begin

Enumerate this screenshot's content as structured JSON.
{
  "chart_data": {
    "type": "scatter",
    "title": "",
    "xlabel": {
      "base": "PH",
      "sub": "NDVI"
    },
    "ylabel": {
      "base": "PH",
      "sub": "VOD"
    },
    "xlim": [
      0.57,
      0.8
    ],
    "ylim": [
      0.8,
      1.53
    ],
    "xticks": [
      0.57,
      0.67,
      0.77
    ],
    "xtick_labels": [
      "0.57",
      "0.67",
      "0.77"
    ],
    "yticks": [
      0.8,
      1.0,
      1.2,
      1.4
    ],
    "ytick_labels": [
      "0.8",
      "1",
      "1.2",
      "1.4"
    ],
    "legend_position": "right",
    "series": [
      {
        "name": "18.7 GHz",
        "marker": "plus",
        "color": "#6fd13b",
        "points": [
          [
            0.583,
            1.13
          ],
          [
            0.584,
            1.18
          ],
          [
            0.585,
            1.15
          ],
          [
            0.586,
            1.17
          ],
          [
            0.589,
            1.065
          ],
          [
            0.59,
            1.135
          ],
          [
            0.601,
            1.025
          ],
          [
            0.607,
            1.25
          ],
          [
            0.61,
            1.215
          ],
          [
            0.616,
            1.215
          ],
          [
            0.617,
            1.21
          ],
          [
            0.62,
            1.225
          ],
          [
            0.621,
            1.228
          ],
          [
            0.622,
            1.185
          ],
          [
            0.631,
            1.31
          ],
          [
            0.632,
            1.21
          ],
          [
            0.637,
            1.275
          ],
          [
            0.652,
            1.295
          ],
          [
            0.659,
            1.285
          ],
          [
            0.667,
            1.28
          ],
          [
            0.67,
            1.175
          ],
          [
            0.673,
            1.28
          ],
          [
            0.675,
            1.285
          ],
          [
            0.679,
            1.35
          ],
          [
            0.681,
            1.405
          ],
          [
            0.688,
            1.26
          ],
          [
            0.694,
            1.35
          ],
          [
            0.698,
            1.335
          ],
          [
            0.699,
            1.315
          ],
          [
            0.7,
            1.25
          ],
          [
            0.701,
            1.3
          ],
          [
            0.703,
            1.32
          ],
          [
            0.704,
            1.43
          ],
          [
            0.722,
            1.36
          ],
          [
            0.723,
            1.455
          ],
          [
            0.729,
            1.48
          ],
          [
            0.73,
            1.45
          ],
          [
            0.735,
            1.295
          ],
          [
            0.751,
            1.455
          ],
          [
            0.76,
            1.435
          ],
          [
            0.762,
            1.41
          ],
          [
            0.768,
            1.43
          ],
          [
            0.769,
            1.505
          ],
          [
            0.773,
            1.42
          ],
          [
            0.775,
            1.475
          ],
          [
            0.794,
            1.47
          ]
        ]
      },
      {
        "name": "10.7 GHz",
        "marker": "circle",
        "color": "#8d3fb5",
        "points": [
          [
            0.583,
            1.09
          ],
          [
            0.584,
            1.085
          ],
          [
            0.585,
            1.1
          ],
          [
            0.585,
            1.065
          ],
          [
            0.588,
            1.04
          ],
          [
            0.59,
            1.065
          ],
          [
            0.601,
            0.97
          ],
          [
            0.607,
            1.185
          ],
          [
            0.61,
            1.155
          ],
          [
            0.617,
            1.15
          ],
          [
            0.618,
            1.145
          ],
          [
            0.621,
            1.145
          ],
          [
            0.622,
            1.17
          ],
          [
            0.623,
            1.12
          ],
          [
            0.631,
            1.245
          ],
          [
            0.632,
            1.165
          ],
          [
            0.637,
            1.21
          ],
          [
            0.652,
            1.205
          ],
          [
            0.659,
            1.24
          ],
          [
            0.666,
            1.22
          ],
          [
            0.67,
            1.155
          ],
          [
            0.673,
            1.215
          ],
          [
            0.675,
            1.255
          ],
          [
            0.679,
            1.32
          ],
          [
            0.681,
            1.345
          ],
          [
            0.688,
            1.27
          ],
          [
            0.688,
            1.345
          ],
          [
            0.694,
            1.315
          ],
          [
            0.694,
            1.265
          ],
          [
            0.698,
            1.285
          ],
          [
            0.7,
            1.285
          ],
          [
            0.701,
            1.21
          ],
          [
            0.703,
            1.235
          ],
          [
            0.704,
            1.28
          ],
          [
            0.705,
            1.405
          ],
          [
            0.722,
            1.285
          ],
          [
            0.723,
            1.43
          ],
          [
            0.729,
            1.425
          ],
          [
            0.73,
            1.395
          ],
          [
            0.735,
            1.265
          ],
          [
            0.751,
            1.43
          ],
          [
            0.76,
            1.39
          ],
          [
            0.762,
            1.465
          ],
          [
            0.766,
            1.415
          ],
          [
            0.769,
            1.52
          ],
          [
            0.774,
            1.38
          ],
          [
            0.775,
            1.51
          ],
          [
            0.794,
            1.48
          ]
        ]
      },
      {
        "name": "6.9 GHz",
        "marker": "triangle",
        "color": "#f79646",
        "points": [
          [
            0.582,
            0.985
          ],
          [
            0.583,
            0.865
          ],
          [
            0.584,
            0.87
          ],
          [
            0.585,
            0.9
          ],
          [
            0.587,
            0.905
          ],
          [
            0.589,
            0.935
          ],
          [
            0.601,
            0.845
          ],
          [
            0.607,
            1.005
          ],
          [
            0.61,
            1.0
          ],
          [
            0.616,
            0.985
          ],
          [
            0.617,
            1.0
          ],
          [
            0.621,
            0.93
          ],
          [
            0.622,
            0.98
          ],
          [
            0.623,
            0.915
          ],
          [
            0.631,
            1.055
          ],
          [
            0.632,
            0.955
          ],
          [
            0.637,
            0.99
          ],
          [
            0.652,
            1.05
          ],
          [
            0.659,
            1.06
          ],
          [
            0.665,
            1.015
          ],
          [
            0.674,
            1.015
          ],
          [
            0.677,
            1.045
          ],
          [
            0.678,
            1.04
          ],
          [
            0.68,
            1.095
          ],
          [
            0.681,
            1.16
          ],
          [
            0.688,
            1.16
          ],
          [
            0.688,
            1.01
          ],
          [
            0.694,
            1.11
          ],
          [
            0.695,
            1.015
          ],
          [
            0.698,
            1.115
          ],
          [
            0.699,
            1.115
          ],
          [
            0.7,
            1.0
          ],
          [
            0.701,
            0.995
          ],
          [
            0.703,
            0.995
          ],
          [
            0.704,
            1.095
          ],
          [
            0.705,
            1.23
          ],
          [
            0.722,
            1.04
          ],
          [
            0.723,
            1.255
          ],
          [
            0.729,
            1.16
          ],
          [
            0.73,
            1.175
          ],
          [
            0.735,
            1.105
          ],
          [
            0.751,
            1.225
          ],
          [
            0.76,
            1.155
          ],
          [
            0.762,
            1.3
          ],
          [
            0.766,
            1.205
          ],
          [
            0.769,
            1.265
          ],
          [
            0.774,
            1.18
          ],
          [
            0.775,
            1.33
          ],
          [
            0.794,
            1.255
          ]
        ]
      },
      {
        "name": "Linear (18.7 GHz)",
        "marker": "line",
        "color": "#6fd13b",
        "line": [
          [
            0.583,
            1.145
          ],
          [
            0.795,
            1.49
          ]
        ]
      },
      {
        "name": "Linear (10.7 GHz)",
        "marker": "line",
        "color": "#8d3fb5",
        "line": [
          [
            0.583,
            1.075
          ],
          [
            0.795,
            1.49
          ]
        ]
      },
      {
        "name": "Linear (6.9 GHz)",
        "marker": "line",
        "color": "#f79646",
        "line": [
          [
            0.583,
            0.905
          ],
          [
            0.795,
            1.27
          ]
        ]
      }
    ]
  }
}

end

→ **WORK INSTRUCTIONS**
Generate an exact reproduction of all entries.

→ **REPLY**
Enumerate this screenshot's content as structured JSON.
{
  "chart_data": {
    "type": "scatter",
    "title": "",
    "xlabel": {
      "base": "PH",
      "sub": "NDVI"
    },
    "ylabel": {
      "base": "PH",
      "sub": "VOD"
    },
    "xlim": [
      0.57,
      0.8
    ],
    "ylim": [
      0.8,
      1.53
    ],
    "xticks": [
      0.57,
      0.67,
      0.77
    ],
    "xtick_labels": [
      "0.57",
      "0.67",
      "0.77"
    ],
    "yticks": [
      0.8,
      1.0,
      1.2,
      1.4
    ],
    "ytick_labels": [
      "0.8",
      "1",
      "1.2",
      "1.4"
    ],
    "legend_position": "right",
    "series": [
      {
        "name": "18.7 GHz",
        "marker": "plus",
        "color": "#6fd13b",
        "points": [
          [
            0.583,
            1.13
          ],
          [
            0.584,
            1.18
          ],
          [
            0.585,
            1.15
          ],
          [
            0.586,
            1.17
          ],
          [
            0.589,
            1.065
          ],
          [
            0.59,
            1.135
          ],
          [
            0.601,
            1.025
          ],
          [
            0.607,
            1.25
          ],
          [
            0.61,
            1.215
          ],
          [
            0.616,
            1.215
          ],
          [
            0.617,
            1.21
          ],
          [
            0.62,
            1.225
          ],
          [
            0.621,
            1.228
          ],
          [
            0.622,
            1.185
          ],
          [
            0.631,
            1.31
          ],
          [
            0.632,
            1.21
          ],
          [
            0.637,
            1.275
          ],
          [
            0.652,
            1.295
          ],
          [
            0.659,
            1.285
          ],
          [
            0.667,
            1.28
          ],
          [
            0.67,
            1.175
          ],
          [
            0.673,
            1.28
          ],
          [
            0.675,
            1.285
          ],
          [
            0.679,
            1.35
          ],
          [
            0.681,
            1.405
          ],
          [
            0.688,
            1.26
          ],
          [
            0.694,
            1.35
          ],
          [
            0.698,
            1.335
          ],
          [
            0.699,
            1.315
          ],
          [
            0.7,
            1.25
          ],
          [
            0.701,
            1.3
          ],
          [
            0.703,
            1.32
          ],
          [
            0.704,
            1.43
          ],
          [
            0.722,
            1.36
          ],
          [
            0.723,
            1.455
          ],
          [
            0.729,
            1.48
          ],
          [
            0.73,
            1.45
          ],
          [
            0.735,
            1.295
          ],
          [
            0.751,
            1.455
          ],
          [
            0.76,
            1.435
          ],
          [
            0.762,
            1.41
          ],
          [
            0.768,
            1.43
          ],
          [
            0.769,
            1.505
          ],
          [
            0.773,
            1.42
          ],
          [
            0.775,
            1.475
          ],
          [
            0.794,
            1.47
          ]
        ]
      },
      {
        "name": "10.7 GHz",
        "marker": "circle",
        "color": "#8d3fb5",
        "points": [
          [
            0.583,
            1.09
          ],
          [
            0.584,
            1.085
          ],
          [
            0.585,
            1.1
          ],
          [
            0.585,
            1.065
          ],
          [
            0.588,
            1.04
          ],
          [
            0.59,
            1.065
          ],
          [
            0.601,
            0.97
          ],
          [
            0.607,
            1.185
          ],
          [
            0.61,
            1.155
          ],
          [
            0.617,
            1.15
          ],
          [
            0.618,
            1.145
          ],
          [
            0.621,
            1.145
          ],
          [
            0.622,
            1.17
          ],
          [
            0.623,
            1.12
          ],
          [
            0.631,
            1.245
          ],
          [
            0.632,
            1.165
          ],
          [
            0.637,
            1.21
          ],
          [
            0.652,
            1.205
          ],
          [
            0.659,
            1.24
          ],
          [
            0.666,
            1.22
          ],
          [
            0.67,
            1.155
          ],
          [
            0.673,
            1.215
          ],
          [
            0.675,
            1.255
          ],
          [
            0.679,
            1.32
          ],
          [
            0.681,
            1.345
          ],
          [
            0.688,
            1.27
          ],
          [
            0.688,
            1.345
          ],
          [
            0.694,
            1.315
          ],
          [
            0.694,
            1.265
          ],
          [
            0.698,
            1.285
          ],
          [
            0.7,
            1.285
          ],
          [
            0.701,
            1.21
          ],
          [
            0.703,
            1.235
          ],
          [
            0.704,
            1.28
          ],
          [
            0.705,
            1.405
          ],
          [
            0.722,
            1.285
          ],
          [
            0.723,
            1.43
          ],
          [
            0.729,
            1.425
          ],
          [
            0.73,
            1.395
          ],
          [
            0.735,
            1.265
          ],
          [
            0.751,
            1.43
          ],
          [
            0.76,
            1.39
          ],
          [
            0.762,
            1.465
          ],
          [
            0.766,
            1.415
          ],
          [
            0.769,
            1.52
          ],
          [
            0.774,
            1.38
          ],
          [
            0.775,
            1.51
          ],
          [
            0.794,
            1.48
          ]
        ]
      },
      {
        "name": "6.9 GHz",
        "marker": "triangle",
        "color": "#f79646",
        "points": [
          [
            0.582,
            0.985
          ],
          [
            0.583,
            0.865
          ],
          [
            0.584,
            0.87
          ],
          [
            0.585,
            0.9
          ],
          [
            0.587,
            0.905
          ],
          [
            0.589,
            0.935
          ],
          [
            0.601,
            0.845
          ],
          [
            0.607,
            1.005
          ],
          [
            0.61,
            1.0
          ],
          [
            0.616,
            0.985
          ],
          [
            0.617,
            1.0
          ],
          [
            0.621,
            0.93
          ],
          [
            0.622,
            0.98
          ],
          [
            0.623,
            0.915
          ],
          [
            0.631,
            1.055
          ],
          [
            0.632,
            0.955
          ],
          [
            0.637,
            0.99
          ],
          [
            0.652,
            1.05
          ],
          [
            0.659,
            1.06
          ],
          [
            0.665,
            1.015
          ],
          [
            0.674,
            1.015
          ],
          [
            0.677,
            1.045
          ],
          [
            0.678,
            1.04
          ],
          [
            0.68,
            1.095
          ],
          [
            0.681,
            1.16
          ],
          [
            0.688,
            1.16
          ],
          [
            0.688,
            1.01
          ],
          [
            0.694,
            1.11
          ],
          [
            0.695,
            1.015
          ],
          [
            0.698,
            1.115
          ],
          [
            0.699,
            1.115
          ],
          [
            0.7,
            1.0
          ],
          [
            0.701,
            0.995
          ],
          [
            0.703,
            0.995
          ],
          [
            0.704,
            1.095
          ],
          [
            0.705,
            1.23
          ],
          [
            0.722,
            1.04
          ],
          [
            0.723,
            1.255
          ],
          [
            0.729,
            1.16
          ],
          [
            0.73,
            1.175
          ],
          [
            0.735,
            1.105
          ],
          [
            0.751,
            1.225
          ],
          [
            0.76,
            1.155
          ],
          [
            0.762,
            1.3
          ],
          [
            0.766,
            1.205
          ],
          [
            0.769,
            1.265
          ],
          [
            0.774,
            1.18
          ],
          [
            0.775,
            1.33
          ],
          [
            0.794,
            1.255
          ]
        ]
      },
      {
        "name": "Linear (18.7 GHz)",
        "marker": "line",
        "color": "#6fd13b",
        "line": [
          [
            0.583,
            1.145
          ],
          [
            0.795,
            1.49
          ]
        ]
      },
      {
        "name": "Linear (10.7 GHz)",
        "marker": "line",
        "color": "#8d3fb5",
        "line": [
          [
            0.583,
            1.075
          ],
          [
            0.795,
            1.49
          ]
        ]
      },
      {
        "name": "Linear (6.9 GHz)",
        "marker": "line",
        "color": "#f79646",
        "line": [
          [
            0.583,
            0.905
          ],
          [
            0.795,
            1.27
          ]
        ]
      }
    ]
  }
}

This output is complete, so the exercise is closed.